■ DIRECTION ■
Find every line in the records below that holds the word "nikah", and copy each one.
__________
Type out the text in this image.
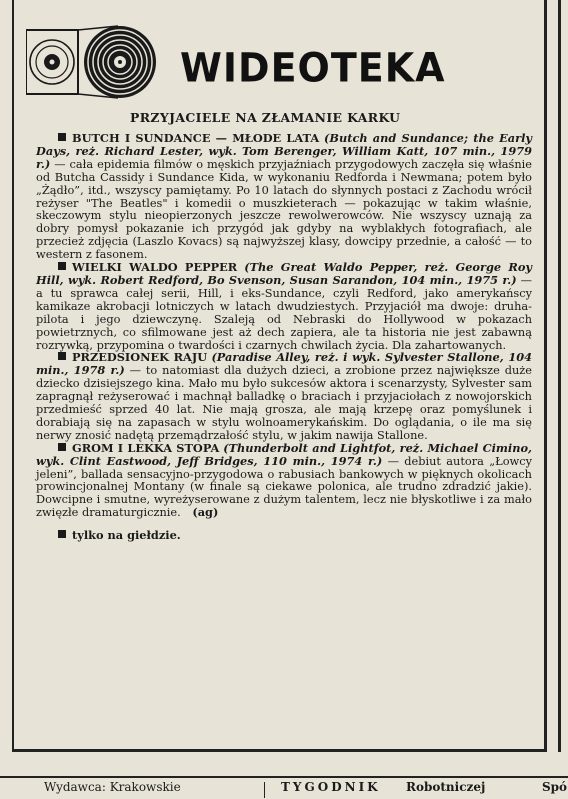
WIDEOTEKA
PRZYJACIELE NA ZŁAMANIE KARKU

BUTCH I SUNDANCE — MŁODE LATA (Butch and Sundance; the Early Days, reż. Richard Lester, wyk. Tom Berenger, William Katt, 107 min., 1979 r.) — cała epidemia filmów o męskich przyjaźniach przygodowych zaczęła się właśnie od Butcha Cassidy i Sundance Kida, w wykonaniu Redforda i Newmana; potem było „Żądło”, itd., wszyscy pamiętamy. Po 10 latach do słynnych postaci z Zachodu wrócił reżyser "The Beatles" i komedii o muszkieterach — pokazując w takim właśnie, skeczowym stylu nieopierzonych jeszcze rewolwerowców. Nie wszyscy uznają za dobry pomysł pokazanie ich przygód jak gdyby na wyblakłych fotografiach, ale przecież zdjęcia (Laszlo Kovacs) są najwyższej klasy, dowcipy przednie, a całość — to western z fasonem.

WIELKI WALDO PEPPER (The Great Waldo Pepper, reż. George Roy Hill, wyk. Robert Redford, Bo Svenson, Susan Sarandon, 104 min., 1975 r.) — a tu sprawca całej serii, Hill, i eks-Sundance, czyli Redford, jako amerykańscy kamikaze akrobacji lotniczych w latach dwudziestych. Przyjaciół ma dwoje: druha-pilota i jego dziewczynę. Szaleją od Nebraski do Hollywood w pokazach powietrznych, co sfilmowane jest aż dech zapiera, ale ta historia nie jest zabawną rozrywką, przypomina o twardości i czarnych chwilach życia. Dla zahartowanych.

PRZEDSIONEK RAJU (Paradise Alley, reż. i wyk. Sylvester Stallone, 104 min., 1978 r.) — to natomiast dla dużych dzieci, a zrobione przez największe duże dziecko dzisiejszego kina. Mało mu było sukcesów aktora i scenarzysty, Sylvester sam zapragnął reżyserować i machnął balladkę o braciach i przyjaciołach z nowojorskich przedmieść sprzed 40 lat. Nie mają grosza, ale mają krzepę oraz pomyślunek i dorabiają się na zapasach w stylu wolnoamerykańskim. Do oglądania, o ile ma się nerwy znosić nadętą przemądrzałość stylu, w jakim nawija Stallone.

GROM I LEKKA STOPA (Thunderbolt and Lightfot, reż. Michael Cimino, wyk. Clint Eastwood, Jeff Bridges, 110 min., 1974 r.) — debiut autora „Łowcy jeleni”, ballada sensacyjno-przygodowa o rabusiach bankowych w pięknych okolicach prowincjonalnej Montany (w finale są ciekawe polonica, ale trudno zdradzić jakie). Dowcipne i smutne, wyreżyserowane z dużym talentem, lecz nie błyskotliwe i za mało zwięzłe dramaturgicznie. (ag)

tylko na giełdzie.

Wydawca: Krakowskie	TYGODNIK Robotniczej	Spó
__________
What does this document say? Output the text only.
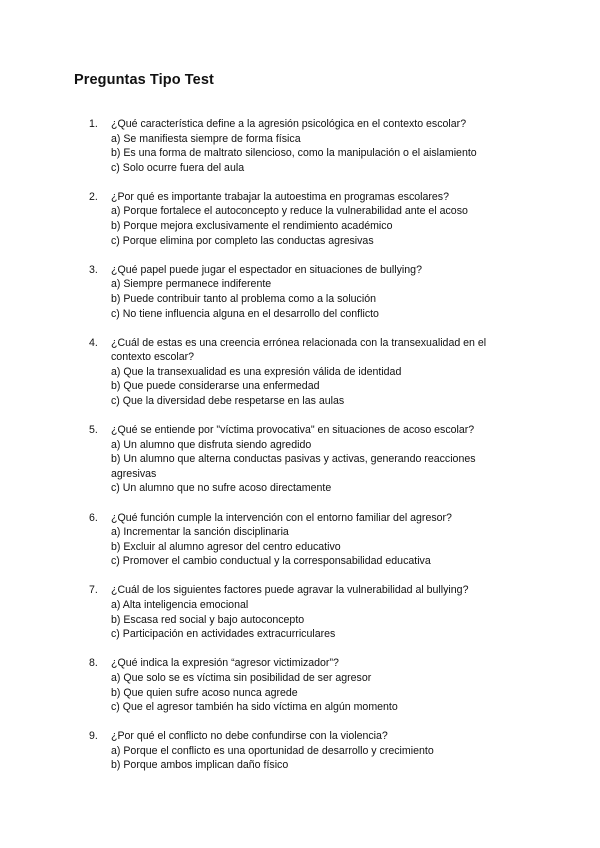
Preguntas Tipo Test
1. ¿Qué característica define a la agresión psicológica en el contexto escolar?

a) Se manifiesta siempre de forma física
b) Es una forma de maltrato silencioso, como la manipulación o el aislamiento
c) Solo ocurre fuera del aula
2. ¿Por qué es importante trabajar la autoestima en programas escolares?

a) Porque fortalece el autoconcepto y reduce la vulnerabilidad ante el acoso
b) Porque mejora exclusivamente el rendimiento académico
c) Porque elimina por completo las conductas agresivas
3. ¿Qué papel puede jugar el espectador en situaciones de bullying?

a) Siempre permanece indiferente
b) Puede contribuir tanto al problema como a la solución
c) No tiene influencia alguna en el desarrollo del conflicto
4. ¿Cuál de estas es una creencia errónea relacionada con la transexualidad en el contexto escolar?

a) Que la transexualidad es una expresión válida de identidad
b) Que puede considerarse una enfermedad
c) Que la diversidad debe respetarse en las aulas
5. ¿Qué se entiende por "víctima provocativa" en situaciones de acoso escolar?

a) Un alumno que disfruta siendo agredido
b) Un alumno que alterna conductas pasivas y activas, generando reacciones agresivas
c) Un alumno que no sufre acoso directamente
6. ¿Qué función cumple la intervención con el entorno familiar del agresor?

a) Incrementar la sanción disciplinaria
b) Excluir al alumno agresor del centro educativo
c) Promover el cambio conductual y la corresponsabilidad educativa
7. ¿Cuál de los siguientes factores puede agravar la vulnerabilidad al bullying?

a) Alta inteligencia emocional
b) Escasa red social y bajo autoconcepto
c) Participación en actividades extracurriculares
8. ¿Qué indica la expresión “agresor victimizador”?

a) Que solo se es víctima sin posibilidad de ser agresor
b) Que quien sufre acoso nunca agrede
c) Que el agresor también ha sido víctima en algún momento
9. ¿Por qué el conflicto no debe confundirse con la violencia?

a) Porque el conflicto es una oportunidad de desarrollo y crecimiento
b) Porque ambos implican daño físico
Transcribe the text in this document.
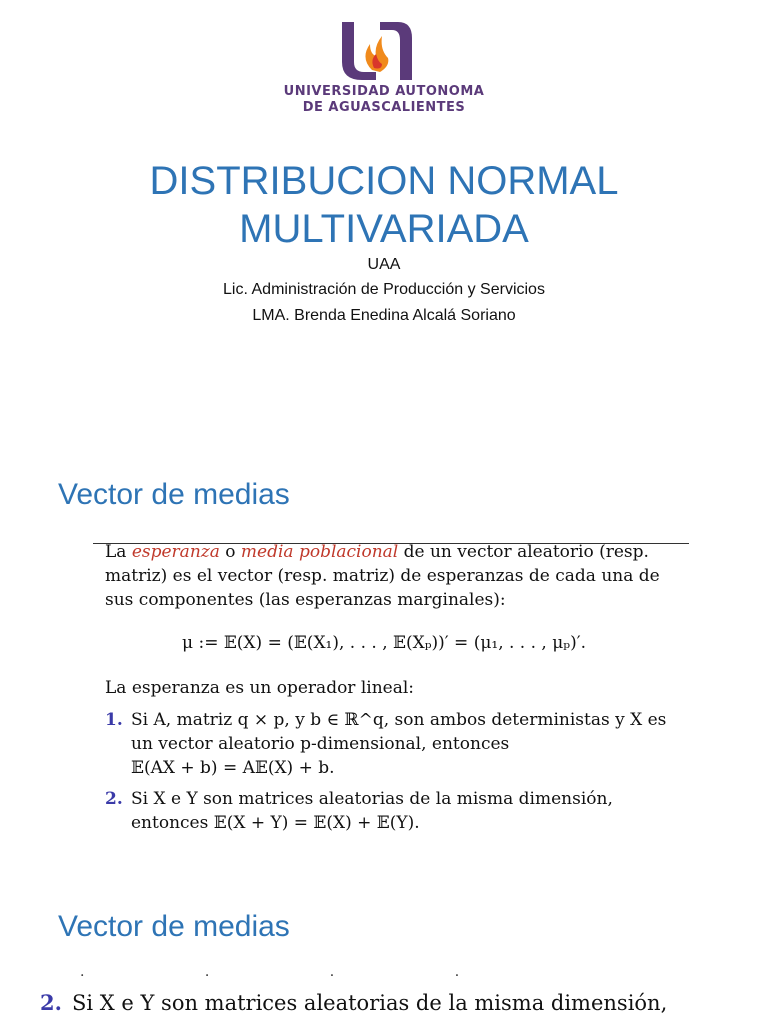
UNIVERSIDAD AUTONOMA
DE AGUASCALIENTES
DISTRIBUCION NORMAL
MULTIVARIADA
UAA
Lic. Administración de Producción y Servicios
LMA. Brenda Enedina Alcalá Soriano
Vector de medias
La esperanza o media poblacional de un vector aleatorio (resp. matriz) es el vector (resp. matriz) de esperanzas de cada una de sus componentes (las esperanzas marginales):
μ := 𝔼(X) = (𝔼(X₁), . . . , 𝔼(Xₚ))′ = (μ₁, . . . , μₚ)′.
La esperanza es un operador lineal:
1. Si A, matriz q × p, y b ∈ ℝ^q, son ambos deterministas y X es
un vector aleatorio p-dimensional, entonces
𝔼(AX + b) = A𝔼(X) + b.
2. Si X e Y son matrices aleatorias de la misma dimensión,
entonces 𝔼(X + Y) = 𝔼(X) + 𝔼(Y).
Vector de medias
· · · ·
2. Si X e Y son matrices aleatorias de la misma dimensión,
__________
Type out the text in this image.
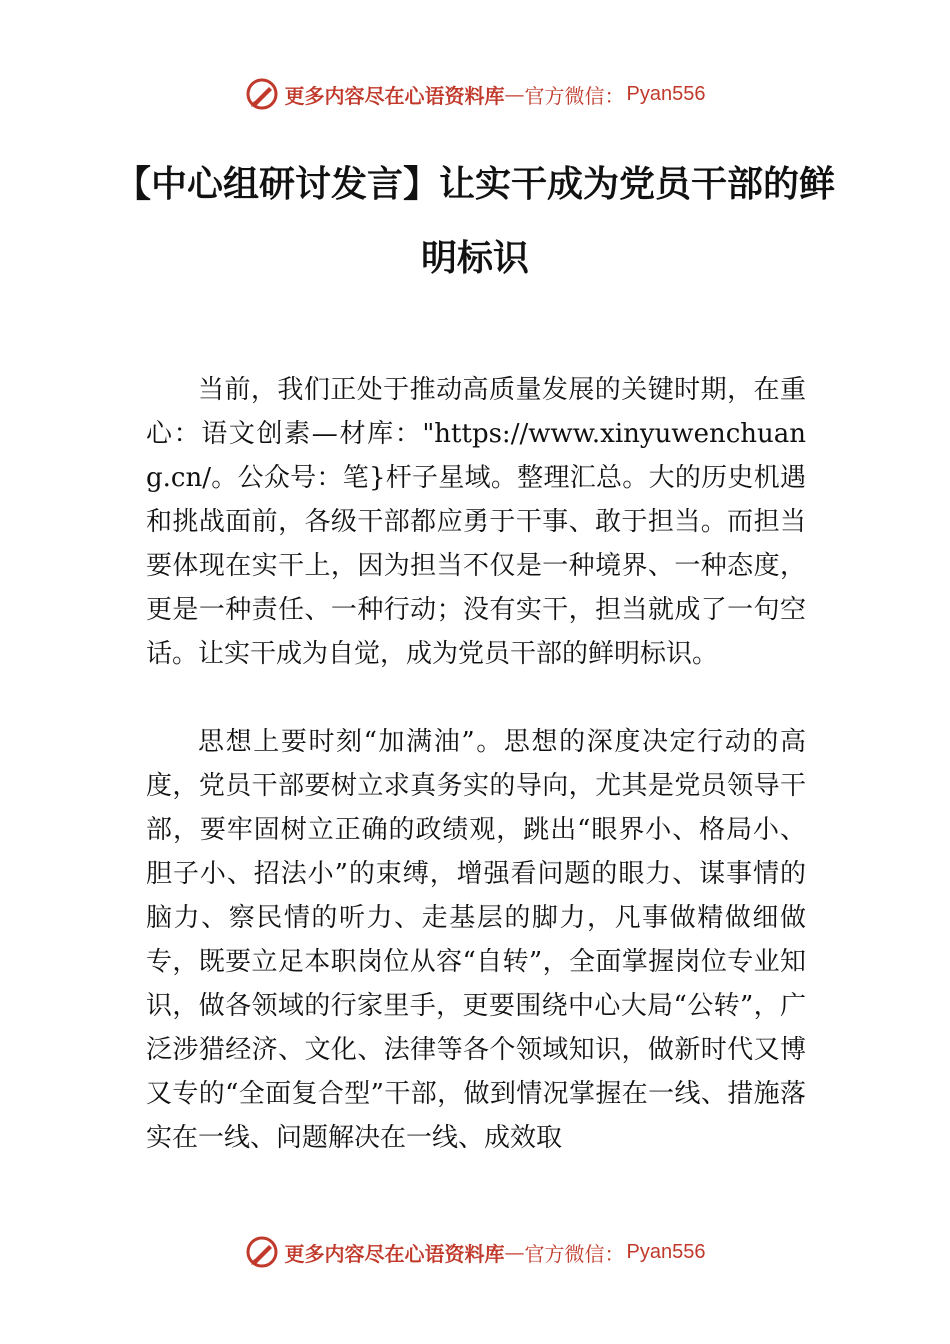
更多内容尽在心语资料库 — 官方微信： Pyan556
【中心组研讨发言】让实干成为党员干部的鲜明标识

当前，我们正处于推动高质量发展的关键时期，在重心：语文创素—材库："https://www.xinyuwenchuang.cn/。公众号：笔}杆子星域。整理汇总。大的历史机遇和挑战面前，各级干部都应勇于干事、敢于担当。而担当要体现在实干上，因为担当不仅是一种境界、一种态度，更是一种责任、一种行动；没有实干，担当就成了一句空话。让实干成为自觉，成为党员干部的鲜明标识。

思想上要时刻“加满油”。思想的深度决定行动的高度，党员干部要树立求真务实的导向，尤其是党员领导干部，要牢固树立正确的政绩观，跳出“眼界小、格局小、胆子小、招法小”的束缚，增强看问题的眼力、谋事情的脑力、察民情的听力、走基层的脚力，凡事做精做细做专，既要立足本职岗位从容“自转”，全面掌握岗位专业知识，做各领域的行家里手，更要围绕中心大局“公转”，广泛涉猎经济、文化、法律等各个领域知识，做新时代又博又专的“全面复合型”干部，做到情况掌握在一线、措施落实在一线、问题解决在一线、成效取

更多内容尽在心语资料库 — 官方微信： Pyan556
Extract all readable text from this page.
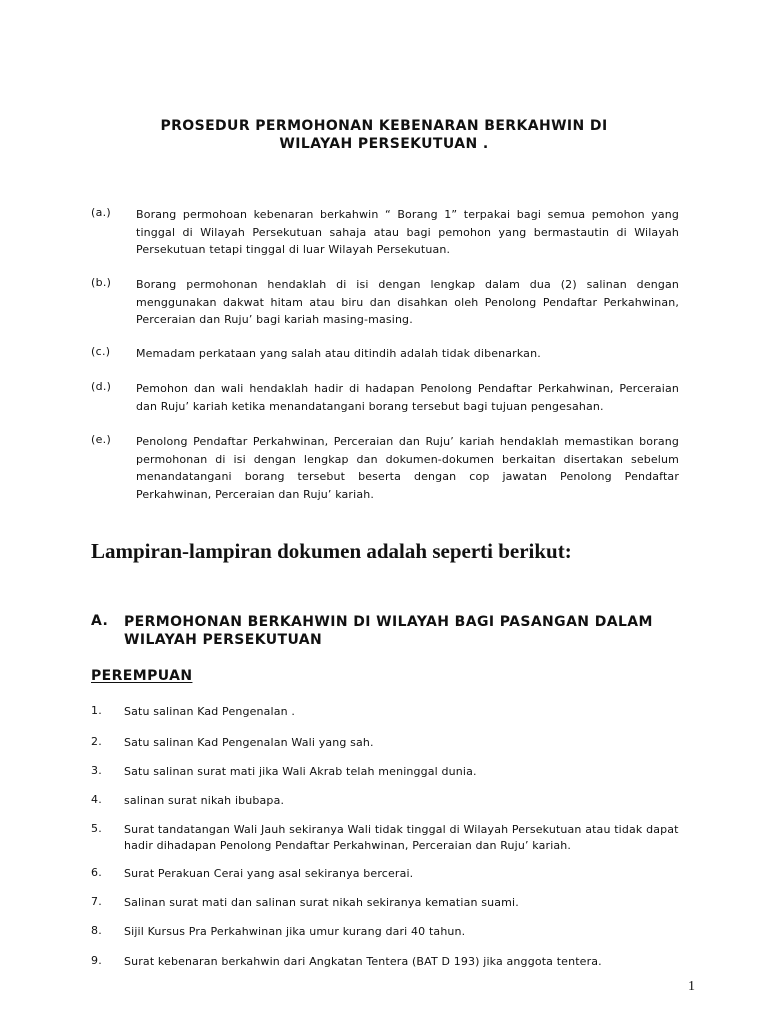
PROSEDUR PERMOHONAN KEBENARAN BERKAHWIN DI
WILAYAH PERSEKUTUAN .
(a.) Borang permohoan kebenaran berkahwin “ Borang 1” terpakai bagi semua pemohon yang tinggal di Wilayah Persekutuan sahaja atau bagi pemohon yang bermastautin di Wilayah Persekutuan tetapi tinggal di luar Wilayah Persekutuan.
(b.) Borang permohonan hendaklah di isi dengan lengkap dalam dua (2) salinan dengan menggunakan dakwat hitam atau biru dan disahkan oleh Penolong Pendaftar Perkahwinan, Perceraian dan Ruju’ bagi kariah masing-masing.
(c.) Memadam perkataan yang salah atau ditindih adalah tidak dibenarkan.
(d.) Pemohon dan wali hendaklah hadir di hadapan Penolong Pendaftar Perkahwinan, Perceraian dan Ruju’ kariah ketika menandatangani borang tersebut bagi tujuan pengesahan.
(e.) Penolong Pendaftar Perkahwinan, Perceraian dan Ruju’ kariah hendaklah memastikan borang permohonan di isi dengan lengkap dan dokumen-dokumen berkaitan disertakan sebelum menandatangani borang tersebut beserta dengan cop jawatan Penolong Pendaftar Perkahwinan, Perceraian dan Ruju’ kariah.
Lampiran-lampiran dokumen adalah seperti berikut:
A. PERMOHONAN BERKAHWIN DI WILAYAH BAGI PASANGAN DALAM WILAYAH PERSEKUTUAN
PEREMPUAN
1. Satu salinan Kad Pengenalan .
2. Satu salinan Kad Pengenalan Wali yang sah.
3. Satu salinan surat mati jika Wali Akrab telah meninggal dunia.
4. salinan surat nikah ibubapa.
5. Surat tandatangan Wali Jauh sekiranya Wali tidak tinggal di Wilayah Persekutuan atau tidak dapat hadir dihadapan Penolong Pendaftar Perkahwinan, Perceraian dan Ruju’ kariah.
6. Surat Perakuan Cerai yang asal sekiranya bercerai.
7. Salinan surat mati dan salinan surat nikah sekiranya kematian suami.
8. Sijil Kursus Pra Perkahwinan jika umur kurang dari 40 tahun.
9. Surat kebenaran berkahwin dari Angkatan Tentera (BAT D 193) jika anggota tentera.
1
__________
■ ANSWER ■
4. salinan surat nikah ibubapa.
7. Salinan surat mati dan salinan surat nikah sekiranya kematian suami.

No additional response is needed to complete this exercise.